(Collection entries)
■ ■ ■ ■ ■ ■ ■

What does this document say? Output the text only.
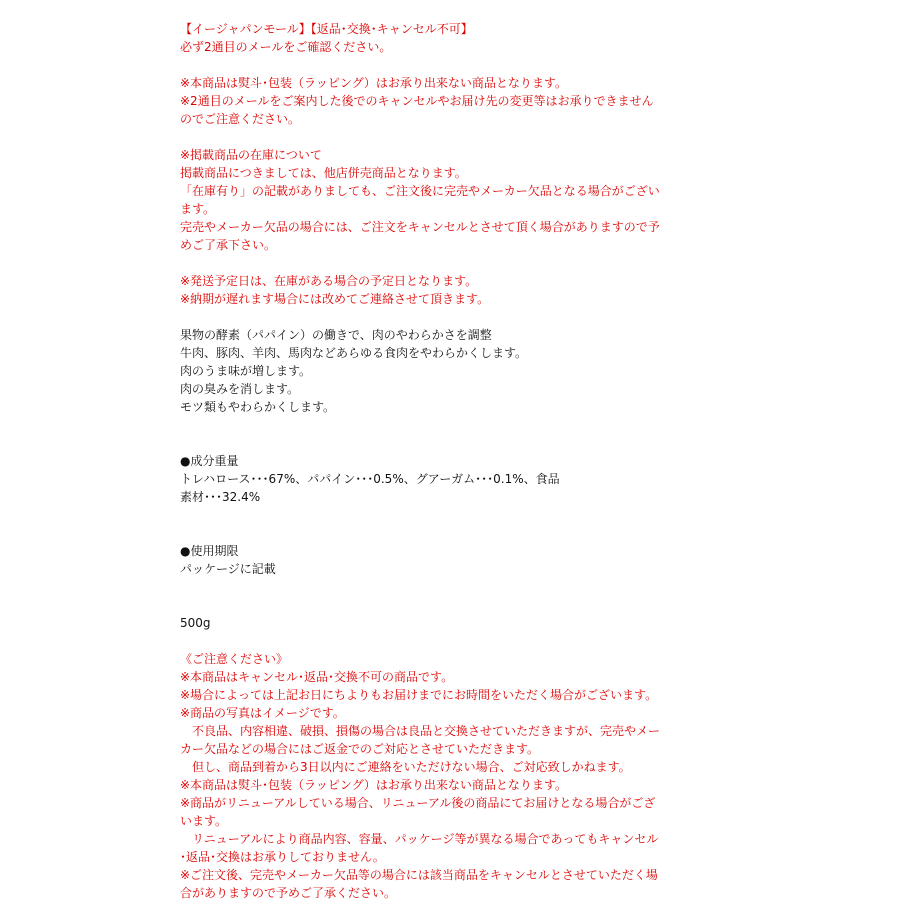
【イージャパンモール】【返品･交換･キャンセル不可】
必ず2通目のメールをご確認ください。
※本商品は熨斗･包装（ラッピング）はお承り出来ない商品となります。
※2通目のメールをご案内した後でのキャンセルやお届け先の変更等はお承りできません
のでご注意ください。
※掲載商品の在庫について
掲載商品につきましては、他店併売商品となります。
「在庫有り」の記載がありましても、ご注文後に完売やメーカー欠品となる場合がござい
ます。
完売やメーカー欠品の場合には、ご注文をキャンセルとさせて頂く場合がありますので予
めご了承下さい。
※発送予定日は、在庫がある場合の予定日となります。
※納期が遅れます場合には改めてご連絡させて頂きます。
果物の酵素（パパイン）の働きで、肉のやわらかさを調整
牛肉、豚肉、羊肉、馬肉などあらゆる食肉をやわらかくします。
肉のうま味が増します。
肉の臭みを消します。
モツ類もやわらかくします。
●成分重量
トレハロース･･･67%、パパイン･･･0.5%、グアーガム･･･0.1%、食品
素材･･･32.4%
●使用期限
パッケージに記載
500g
《ご注意ください》
※本商品はキャンセル･返品･交換不可の商品です。
※場合によっては上記お日にちよりもお届けまでにお時間をいただく場合がございます。
※商品の写真はイメージです。
　不良品、内容相違、破損、損傷の場合は良品と交換させていただきますが、完売やメー
カー欠品などの場合にはご返金でのご対応とさせていただきます。
　但し、商品到着から3日以内にご連絡をいただけない場合、ご対応致しかねます。
※本商品は熨斗･包装（ラッピング）はお承り出来ない商品となります。
※商品がリニューアルしている場合、リニューアル後の商品にてお届けとなる場合がござ
います。
　リニューアルにより商品内容、容量、パッケージ等が異なる場合であってもキャンセル
･返品･交換はお承りしておりません。
※ご注文後、完売やメーカー欠品等の場合には該当商品をキャンセルとさせていただく場
合がありますので予めご了承ください。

■ ■ ■ ■ ■ ■ ■

REQUEST: Omit the pictures and output all of the other material exactly.

FINISHED ANSWER:
What does this document say? Output the text only.
【イージャパンモール】【返品･交換･キャンセル不可】
必ず2通目のメールをご確認ください。
※本商品は熨斗･包装（ラッピング）はお承り出来ない商品となります。
※2通目のメールをご案内した後でのキャンセルやお届け先の変更等はお承りできません
のでご注意ください。
※掲載商品の在庫について
掲載商品につきましては、他店併売商品となります。
「在庫有り」の記載がありましても、ご注文後に完売やメーカー欠品となる場合がござい
ます。
完売やメーカー欠品の場合には、ご注文をキャンセルとさせて頂く場合がありますので予
めご了承下さい。
※発送予定日は、在庫がある場合の予定日となります。
※納期が遅れます場合には改めてご連絡させて頂きます。
果物の酵素（パパイン）の働きで、肉のやわらかさを調整
牛肉、豚肉、羊肉、馬肉などあらゆる食肉をやわらかくします。
肉のうま味が増します。
肉の臭みを消します。
モツ類もやわらかくします。
●成分重量
トレハロース･･･67%、パパイン･･･0.5%、グアーガム･･･0.1%、食品
素材･･･32.4%
●使用期限
パッケージに記載
500g
《ご注意ください》
※本商品はキャンセル･返品･交換不可の商品です。
※場合によっては上記お日にちよりもお届けまでにお時間をいただく場合がございます。
※商品の写真はイメージです。
　不良品、内容相違、破損、損傷の場合は良品と交換させていただきますが、完売やメー
カー欠品などの場合にはご返金でのご対応とさせていただきます。
　但し、商品到着から3日以内にご連絡をいただけない場合、ご対応致しかねます。
※本商品は熨斗･包装（ラッピング）はお承り出来ない商品となります。
※商品がリニューアルしている場合、リニューアル後の商品にてお届けとなる場合がござ
います。
　リニューアルにより商品内容、容量、パッケージ等が異なる場合であってもキャンセル
･返品･交換はお承りしておりません。
※ご注文後、完売やメーカー欠品等の場合には該当商品をキャンセルとさせていただく場
合がありますので予めご了承ください。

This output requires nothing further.